__Available data__.
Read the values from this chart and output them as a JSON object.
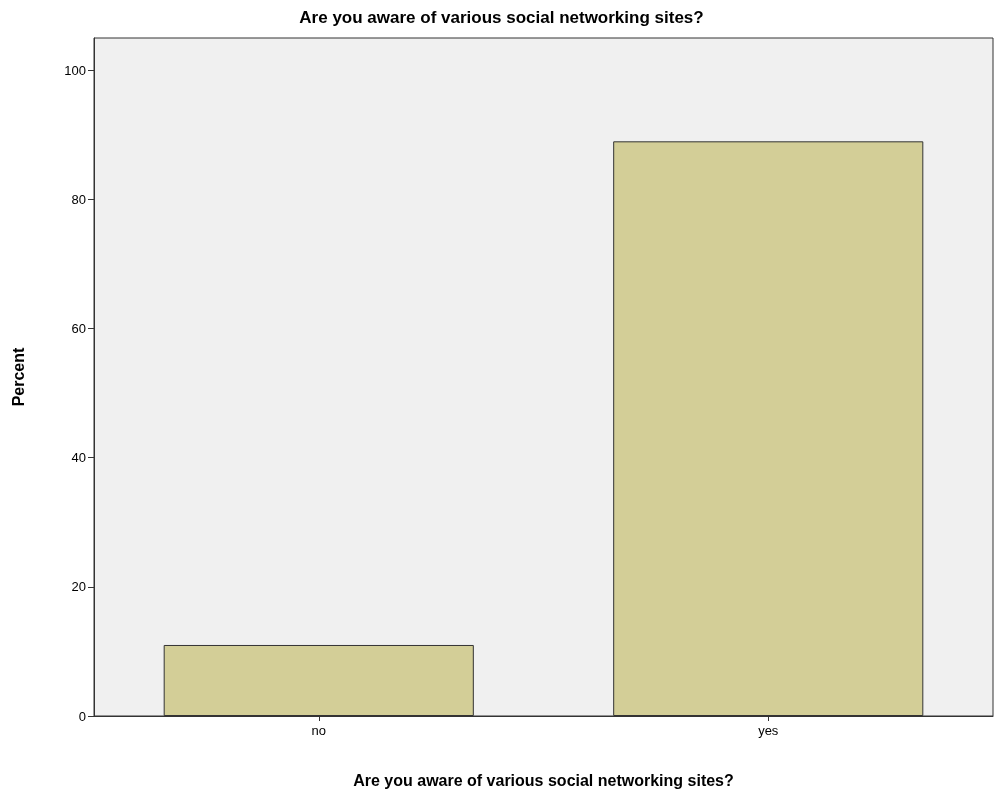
{
  "chart_data": {
    "type": "bar",
    "title": "Are you aware of various social networking sites?",
    "xlabel": "Are you aware of various social networking sites?",
    "ylabel": "Percent",
    "categories": [
      "no",
      "yes"
    ],
    "values": [
      11,
      89
    ],
    "color": "#d3ce97",
    "ylim": [
      0,
      105
    ],
    "yticks": [
      0,
      20,
      40,
      60,
      80,
      100
    ],
    "grid": false
  }
}
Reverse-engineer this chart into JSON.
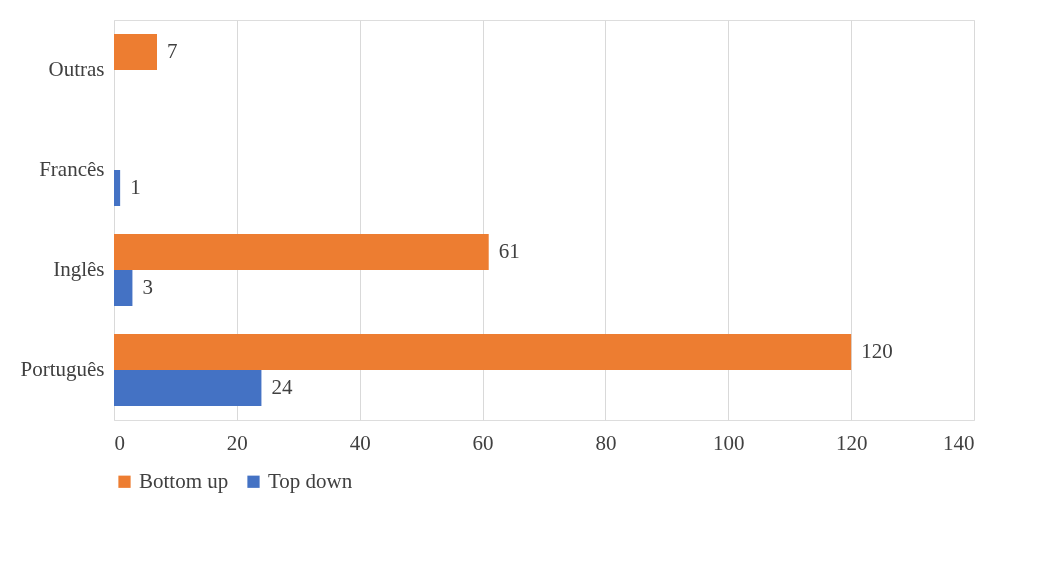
{
  "chart_data": {
    "type": "bar",
    "orientation": "horizontal",
    "categories": [
      "Outras",
      "Francês",
      "Inglês",
      "Português"
    ],
    "series": [
      {
        "name": "Bottom up",
        "color": "#ed7d31",
        "values": [
          7,
          null,
          61,
          120
        ]
      },
      {
        "name": "Top down",
        "color": "#4472c4",
        "values": [
          null,
          1,
          3,
          24
        ]
      }
    ],
    "xlim": [
      0,
      140
    ],
    "xticks": [
      0,
      20,
      40,
      60,
      80,
      100,
      120,
      140
    ],
    "grid": "x",
    "legend": "bottom",
    "data_labels": true
  }
}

__Directions__. Extract exactly the lines from the one containing "Reverse-engineer this chart into JSON." through the last line of the records above, both included, and leave out the pictures.

__The reply__.
Reverse-engineer this chart into JSON.
{
  "chart_data": {
    "type": "bar",
    "orientation": "horizontal",
    "categories": [
      "Outras",
      "Francês",
      "Inglês",
      "Português"
    ],
    "series": [
      {
        "name": "Bottom up",
        "color": "#ed7d31",
        "values": [
          7,
          null,
          61,
          120
        ]
      },
      {
        "name": "Top down",
        "color": "#4472c4",
        "values": [
          null,
          1,
          3,
          24
        ]
      }
    ],
    "xlim": [
      0,
      140
    ],
    "xticks": [
      0,
      20,
      40,
      60,
      80,
      100,
      120,
      140
    ],
    "grid": "x",
    "legend": "bottom",
    "data_labels": true
  }
}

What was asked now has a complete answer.